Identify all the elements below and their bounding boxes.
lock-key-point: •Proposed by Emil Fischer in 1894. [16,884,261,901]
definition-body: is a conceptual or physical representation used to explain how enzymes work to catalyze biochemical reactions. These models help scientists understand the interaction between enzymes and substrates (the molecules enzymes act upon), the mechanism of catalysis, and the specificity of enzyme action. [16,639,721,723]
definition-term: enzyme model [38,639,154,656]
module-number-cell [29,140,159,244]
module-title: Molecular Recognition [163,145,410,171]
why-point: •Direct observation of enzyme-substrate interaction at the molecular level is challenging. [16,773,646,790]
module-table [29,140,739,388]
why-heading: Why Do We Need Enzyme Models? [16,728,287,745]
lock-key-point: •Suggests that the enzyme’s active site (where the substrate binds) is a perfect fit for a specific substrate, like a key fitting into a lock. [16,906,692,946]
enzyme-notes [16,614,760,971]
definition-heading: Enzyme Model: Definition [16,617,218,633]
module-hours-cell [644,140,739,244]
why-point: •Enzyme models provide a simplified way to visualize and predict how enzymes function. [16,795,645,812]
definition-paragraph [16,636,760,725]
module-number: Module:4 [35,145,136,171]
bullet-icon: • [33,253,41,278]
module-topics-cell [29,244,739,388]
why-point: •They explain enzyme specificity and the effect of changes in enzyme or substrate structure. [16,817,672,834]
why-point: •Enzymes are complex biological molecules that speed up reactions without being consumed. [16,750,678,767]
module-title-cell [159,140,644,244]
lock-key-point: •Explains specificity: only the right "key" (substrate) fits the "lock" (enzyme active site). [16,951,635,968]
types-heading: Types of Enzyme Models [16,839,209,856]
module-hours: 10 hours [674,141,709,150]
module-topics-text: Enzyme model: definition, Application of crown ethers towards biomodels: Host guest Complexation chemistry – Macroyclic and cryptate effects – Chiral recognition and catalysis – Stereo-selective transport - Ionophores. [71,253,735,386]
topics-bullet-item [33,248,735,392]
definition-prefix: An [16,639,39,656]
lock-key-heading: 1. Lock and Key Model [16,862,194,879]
# # #
_Assigned task_
Please copy the entire listing, leaving each line exactly as written.

_Worked solution_
Identify all the elements below and their bounding boxes.
lock-key-point: •Proposed by Emil Fischer in 1894. [16,884,261,901]
definition-body: is a conceptual or physical representation used to explain how enzymes work to catalyze biochemical reactions. These models help scientists understand the interaction between enzymes and substrates (the molecules enzymes act upon), the mechanism of catalysis, and the specificity of enzyme action. [16,639,721,723]
definition-term: enzyme model [38,639,154,656]
module-number-cell [29,140,159,244]
module-title: Molecular Recognition [163,145,410,171]
why-point: •Direct observation of enzyme-substrate interaction at the molecular level is challenging. [16,773,646,790]
module-table [29,140,739,388]
why-heading: Why Do We Need Enzyme Models? [16,728,287,745]
lock-key-point: •Suggests that the enzyme’s active site (where the substrate binds) is a perfect fit for a specific substrate, like a key fitting into a lock. [16,906,692,946]
enzyme-notes [16,614,760,971]
definition-heading: Enzyme Model: Definition [16,617,218,633]
module-hours-cell [644,140,739,244]
why-point: •Enzyme models provide a simplified way to visualize and predict how enzymes function. [16,795,645,812]
definition-paragraph [16,636,760,725]
module-number: Module:4 [35,145,136,171]
bullet-icon: • [33,253,41,278]
module-topics-cell [29,244,739,388]
why-point: •They explain enzyme specificity and the effect of changes in enzyme or substrate structure. [16,817,672,834]
why-point: •Enzymes are complex biological molecules that speed up reactions without being consumed. [16,750,678,767]
module-title-cell [159,140,644,244]
lock-key-point: •Explains specificity: only the right "key" (substrate) fits the "lock" (enzyme active site). [16,951,635,968]
types-heading: Types of Enzyme Models [16,839,209,856]
module-hours: 10 hours [674,141,709,150]
module-topics-text: Enzyme model: definition, Application of crown ethers towards biomodels: Host guest Complexation chemistry – Macroyclic and cryptate effects – Chiral recognition and catalysis – Stereo-selective transport - Ionophores. [71,253,735,386]
topics-bullet-item [33,248,735,392]
definition-prefix: An [16,639,39,656]
lock-key-heading: 1. Lock and Key Model [16,862,194,879]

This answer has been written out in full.